Exercise brief — Read through the records below and copy each line that uses the word "Information".
------
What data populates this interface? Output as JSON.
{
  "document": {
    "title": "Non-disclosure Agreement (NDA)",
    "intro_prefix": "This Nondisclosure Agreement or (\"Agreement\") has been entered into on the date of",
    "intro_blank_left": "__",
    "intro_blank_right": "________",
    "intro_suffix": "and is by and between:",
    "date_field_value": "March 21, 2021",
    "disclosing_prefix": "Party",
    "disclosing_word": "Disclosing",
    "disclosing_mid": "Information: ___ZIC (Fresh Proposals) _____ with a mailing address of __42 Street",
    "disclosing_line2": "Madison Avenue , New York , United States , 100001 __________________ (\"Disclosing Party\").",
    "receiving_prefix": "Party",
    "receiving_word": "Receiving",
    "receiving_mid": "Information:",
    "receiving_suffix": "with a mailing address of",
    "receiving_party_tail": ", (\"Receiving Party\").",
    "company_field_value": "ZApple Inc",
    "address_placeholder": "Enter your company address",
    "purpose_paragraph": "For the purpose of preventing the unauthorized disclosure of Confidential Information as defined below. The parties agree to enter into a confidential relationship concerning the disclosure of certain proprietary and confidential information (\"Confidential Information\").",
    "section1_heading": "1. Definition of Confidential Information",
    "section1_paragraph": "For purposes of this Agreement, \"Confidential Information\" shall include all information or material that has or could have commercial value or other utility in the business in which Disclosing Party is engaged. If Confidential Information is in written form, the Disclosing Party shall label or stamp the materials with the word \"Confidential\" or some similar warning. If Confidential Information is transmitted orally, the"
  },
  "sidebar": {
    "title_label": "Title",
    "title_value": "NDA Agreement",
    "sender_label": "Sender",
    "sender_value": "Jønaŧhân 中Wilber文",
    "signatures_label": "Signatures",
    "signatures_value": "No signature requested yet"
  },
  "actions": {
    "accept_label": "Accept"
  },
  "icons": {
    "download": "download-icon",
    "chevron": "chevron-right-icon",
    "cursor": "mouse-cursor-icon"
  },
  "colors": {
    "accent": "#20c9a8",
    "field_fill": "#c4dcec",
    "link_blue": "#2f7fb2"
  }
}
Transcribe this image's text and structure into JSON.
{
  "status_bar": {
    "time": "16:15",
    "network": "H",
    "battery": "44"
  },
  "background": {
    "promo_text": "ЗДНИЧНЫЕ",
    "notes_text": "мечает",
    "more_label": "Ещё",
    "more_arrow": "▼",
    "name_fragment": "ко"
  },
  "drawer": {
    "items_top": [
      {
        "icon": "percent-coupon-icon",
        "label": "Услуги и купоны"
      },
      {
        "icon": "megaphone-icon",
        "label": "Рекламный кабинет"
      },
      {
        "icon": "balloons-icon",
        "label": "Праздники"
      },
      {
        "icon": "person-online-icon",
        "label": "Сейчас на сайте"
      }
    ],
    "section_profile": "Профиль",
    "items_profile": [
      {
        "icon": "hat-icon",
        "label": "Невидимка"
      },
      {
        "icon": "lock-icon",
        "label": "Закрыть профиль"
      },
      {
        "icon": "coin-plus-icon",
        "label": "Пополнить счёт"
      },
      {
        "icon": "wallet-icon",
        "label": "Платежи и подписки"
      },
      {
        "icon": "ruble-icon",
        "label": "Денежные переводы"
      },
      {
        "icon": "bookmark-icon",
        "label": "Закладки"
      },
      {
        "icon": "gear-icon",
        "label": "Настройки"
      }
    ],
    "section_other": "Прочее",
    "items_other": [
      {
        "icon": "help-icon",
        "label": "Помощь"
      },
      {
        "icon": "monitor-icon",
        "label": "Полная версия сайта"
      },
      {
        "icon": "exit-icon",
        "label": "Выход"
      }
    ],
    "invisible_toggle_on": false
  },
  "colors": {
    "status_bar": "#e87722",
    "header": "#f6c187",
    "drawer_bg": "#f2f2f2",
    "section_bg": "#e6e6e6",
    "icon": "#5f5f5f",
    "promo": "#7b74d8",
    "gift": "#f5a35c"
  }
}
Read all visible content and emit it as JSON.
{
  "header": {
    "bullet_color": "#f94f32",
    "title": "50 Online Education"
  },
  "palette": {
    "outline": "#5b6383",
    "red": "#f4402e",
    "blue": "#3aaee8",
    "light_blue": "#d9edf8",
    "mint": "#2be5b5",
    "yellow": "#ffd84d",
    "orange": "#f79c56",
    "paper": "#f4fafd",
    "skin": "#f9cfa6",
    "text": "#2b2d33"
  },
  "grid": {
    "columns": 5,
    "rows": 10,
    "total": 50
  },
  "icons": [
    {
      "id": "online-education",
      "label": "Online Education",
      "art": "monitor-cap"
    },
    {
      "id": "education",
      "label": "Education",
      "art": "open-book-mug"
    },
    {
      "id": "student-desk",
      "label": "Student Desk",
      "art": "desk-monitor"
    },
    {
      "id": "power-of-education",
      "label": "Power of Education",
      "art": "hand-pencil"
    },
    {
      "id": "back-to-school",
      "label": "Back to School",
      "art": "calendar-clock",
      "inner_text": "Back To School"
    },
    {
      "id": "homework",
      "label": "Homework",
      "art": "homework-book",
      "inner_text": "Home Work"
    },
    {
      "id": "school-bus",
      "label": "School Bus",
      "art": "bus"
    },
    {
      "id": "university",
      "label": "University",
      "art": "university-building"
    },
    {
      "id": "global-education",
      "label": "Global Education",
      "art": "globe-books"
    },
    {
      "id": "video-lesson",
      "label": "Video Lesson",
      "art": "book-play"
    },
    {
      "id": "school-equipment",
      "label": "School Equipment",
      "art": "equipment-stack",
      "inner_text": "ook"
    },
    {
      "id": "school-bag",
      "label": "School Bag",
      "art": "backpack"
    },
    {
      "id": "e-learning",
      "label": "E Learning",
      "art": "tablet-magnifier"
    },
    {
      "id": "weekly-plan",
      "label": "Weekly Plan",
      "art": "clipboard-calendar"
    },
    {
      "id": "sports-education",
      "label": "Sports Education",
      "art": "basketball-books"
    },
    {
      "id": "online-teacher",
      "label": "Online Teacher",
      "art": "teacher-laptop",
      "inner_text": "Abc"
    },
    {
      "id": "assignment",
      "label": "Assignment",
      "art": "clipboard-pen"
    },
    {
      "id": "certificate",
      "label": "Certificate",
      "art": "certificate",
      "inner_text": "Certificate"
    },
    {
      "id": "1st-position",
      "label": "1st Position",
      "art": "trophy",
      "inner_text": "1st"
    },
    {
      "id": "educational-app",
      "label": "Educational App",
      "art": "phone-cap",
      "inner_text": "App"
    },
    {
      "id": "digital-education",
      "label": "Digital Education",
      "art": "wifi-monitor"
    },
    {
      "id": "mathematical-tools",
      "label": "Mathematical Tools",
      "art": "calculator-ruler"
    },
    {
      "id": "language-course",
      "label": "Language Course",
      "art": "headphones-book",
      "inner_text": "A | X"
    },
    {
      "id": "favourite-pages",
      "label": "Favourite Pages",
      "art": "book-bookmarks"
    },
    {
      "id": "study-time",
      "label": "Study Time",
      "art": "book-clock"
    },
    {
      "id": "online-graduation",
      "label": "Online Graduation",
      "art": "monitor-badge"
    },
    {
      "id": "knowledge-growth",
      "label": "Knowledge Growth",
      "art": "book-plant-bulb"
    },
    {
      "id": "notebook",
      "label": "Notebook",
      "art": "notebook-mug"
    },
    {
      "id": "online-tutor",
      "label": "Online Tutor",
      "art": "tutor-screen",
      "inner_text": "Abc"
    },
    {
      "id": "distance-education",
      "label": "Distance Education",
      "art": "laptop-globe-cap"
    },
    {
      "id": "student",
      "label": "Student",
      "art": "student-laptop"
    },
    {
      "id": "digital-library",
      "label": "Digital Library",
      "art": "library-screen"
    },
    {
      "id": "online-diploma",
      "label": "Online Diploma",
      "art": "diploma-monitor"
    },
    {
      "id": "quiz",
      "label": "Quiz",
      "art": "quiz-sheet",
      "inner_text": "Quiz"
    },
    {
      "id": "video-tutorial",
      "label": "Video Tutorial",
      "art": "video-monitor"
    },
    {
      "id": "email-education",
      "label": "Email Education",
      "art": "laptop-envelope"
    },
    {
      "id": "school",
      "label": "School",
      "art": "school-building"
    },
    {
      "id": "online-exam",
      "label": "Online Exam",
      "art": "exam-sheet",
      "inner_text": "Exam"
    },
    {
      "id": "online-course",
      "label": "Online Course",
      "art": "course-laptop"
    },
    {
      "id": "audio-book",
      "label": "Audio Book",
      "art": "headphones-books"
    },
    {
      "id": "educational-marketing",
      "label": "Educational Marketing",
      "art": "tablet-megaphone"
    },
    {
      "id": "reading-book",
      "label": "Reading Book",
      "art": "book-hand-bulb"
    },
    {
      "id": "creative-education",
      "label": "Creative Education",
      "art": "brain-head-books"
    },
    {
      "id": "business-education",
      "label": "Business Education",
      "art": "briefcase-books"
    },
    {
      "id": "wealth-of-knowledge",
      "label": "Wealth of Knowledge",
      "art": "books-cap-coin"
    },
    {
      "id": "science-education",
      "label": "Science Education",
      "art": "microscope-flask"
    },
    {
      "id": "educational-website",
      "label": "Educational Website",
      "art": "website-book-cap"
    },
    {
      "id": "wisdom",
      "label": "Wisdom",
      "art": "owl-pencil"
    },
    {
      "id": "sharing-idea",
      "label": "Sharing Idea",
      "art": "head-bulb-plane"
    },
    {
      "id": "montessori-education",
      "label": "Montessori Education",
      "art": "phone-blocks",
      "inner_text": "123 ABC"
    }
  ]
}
------
Expected answer —
    "disclosing_mid": "Information: ___ZIC (Fresh Proposals) _____ with a mailing address of __42 Street",
    "receiving_mid": "Information:",
    "purpose_paragraph": "For the purpose of preventing the unauthorized disclosure of Confidential Information as defined below. The parties agree to enter into a confidential relationship concerning the disclosure of certain proprietary and confidential information (\"Confidential Information\").",
    "section1_heading": "1. Definition of Confidential Information",
    "section1_paragraph": "For purposes of this Agreement, \"Confidential Information\" shall include all information or material that has or could have commercial value or other utility in the business in which Disclosing Party is engaged. If Confidential Information is in written form, the Disclosing Party shall label or stamp the materials with the word \"Confidential\" or some similar warning. If Confidential Information is transmitted orally, the"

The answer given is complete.